[GIVEN DATA]:
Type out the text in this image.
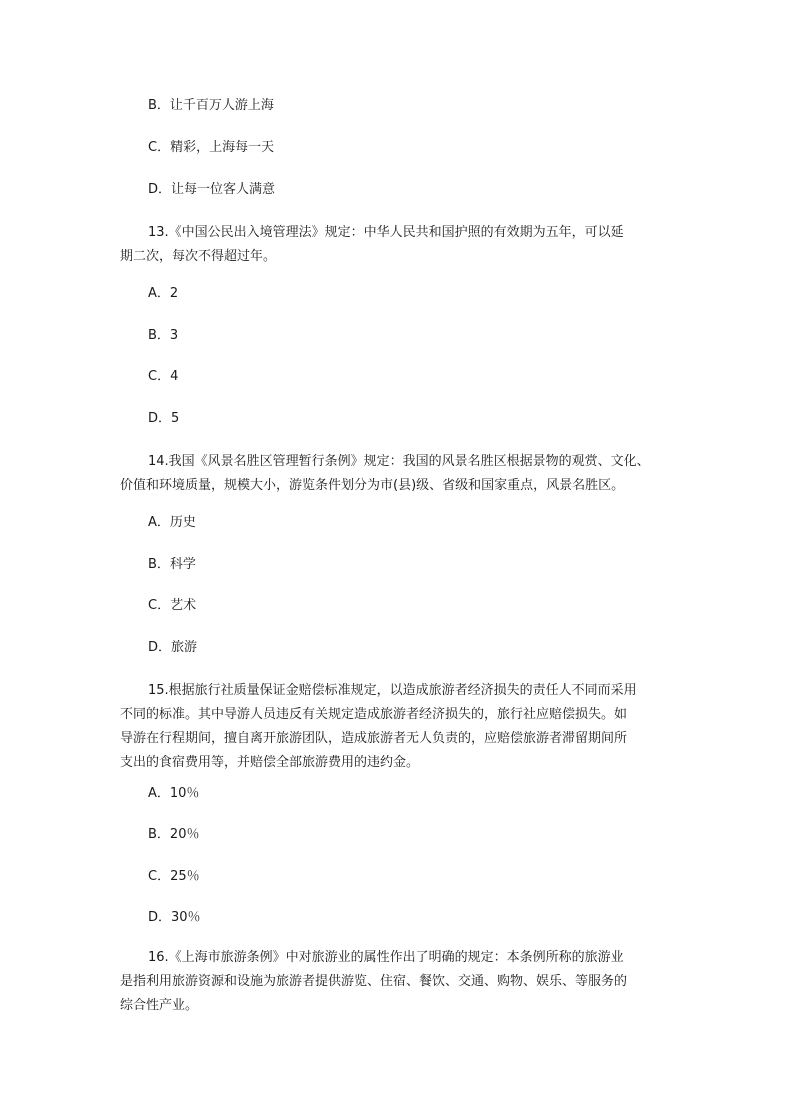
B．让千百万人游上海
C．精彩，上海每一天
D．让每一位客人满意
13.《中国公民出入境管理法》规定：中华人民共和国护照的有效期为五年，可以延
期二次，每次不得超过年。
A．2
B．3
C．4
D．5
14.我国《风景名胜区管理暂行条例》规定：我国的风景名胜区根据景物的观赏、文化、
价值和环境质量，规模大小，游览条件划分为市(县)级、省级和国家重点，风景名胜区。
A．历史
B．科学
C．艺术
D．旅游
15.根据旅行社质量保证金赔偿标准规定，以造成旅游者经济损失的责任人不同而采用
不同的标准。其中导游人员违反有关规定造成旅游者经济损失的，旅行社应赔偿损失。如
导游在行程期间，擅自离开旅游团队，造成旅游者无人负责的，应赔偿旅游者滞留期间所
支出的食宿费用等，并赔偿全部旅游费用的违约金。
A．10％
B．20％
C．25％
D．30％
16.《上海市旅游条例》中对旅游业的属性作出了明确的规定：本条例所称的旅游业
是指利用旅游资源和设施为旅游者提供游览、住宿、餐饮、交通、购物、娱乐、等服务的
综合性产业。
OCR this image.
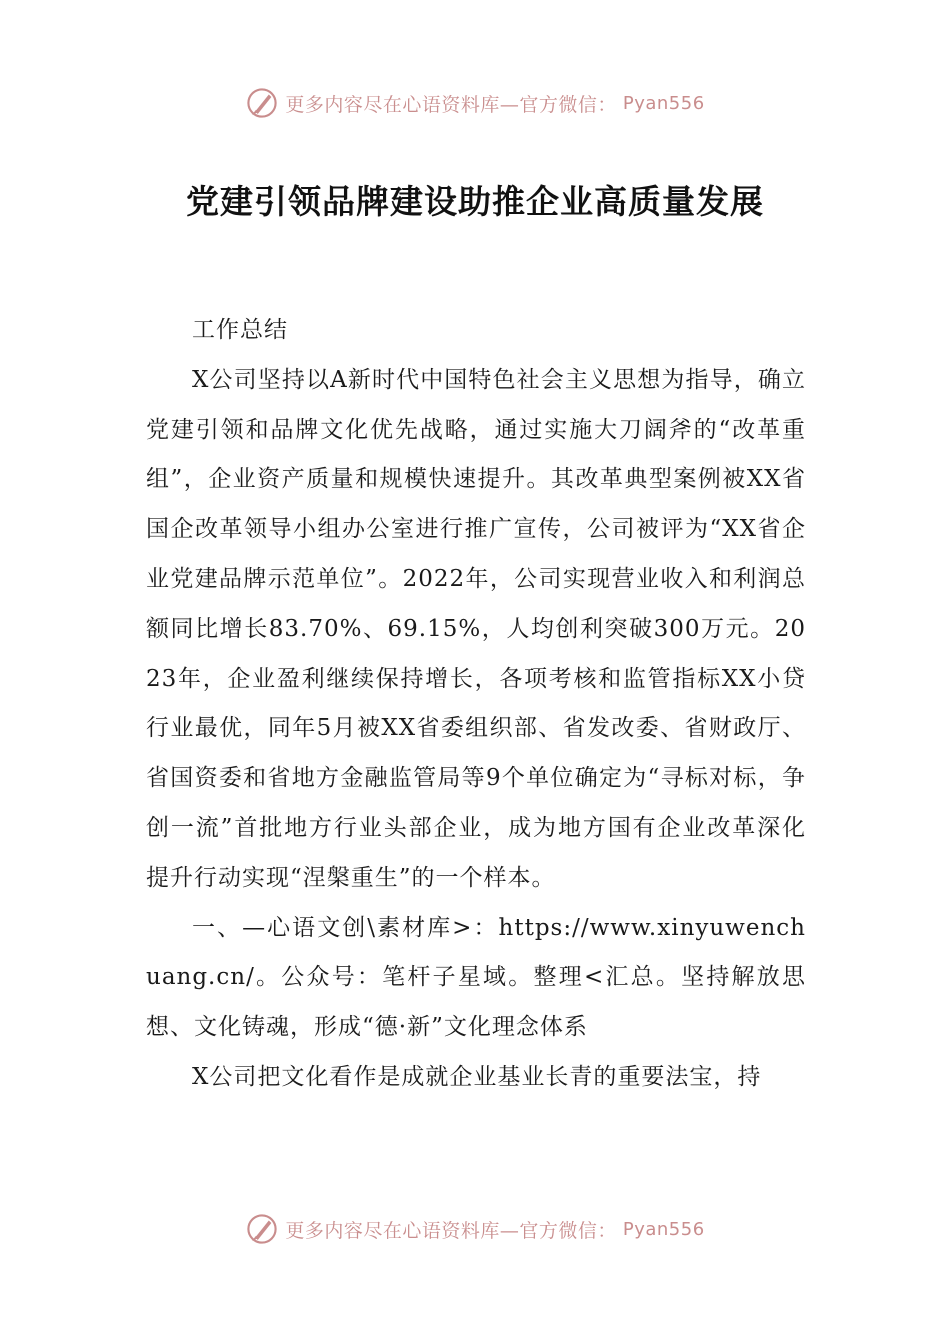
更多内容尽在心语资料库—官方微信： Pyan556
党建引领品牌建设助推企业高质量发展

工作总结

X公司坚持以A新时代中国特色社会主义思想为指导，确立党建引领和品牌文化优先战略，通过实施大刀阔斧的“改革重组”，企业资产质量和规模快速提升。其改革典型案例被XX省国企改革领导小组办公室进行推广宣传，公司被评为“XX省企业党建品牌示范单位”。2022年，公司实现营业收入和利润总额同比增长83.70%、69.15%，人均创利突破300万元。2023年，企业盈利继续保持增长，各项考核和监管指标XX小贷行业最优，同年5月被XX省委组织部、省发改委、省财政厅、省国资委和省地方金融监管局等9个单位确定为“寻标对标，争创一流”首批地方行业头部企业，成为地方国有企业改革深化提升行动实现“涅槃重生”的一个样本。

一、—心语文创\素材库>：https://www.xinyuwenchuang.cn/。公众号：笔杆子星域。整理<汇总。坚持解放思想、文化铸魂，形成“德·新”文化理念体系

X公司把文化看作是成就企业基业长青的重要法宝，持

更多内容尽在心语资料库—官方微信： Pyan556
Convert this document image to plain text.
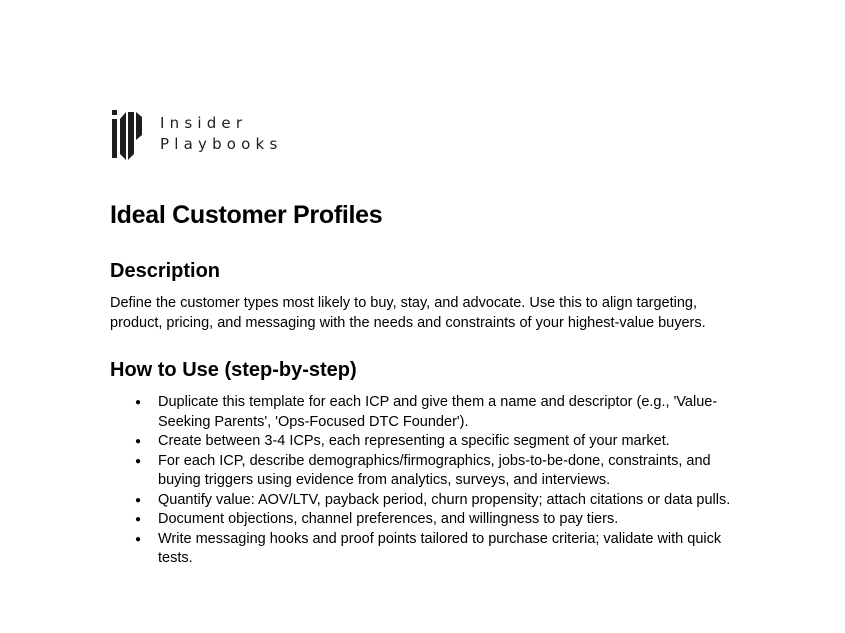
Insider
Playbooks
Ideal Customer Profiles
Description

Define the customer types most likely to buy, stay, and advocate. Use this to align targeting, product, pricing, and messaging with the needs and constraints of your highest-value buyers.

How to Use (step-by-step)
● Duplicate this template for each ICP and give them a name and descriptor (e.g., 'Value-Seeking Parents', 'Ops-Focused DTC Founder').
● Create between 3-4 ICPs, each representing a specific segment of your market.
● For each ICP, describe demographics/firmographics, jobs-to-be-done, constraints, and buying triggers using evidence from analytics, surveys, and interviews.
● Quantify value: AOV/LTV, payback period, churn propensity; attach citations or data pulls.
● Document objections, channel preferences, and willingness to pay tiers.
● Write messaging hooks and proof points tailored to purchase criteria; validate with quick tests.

[WHAT THIS TASK INVOLVES]:
Each line that contains the word "constraints" counts toward the total; give only that total.

[RESPONSE TO THE EXERCISE]:
2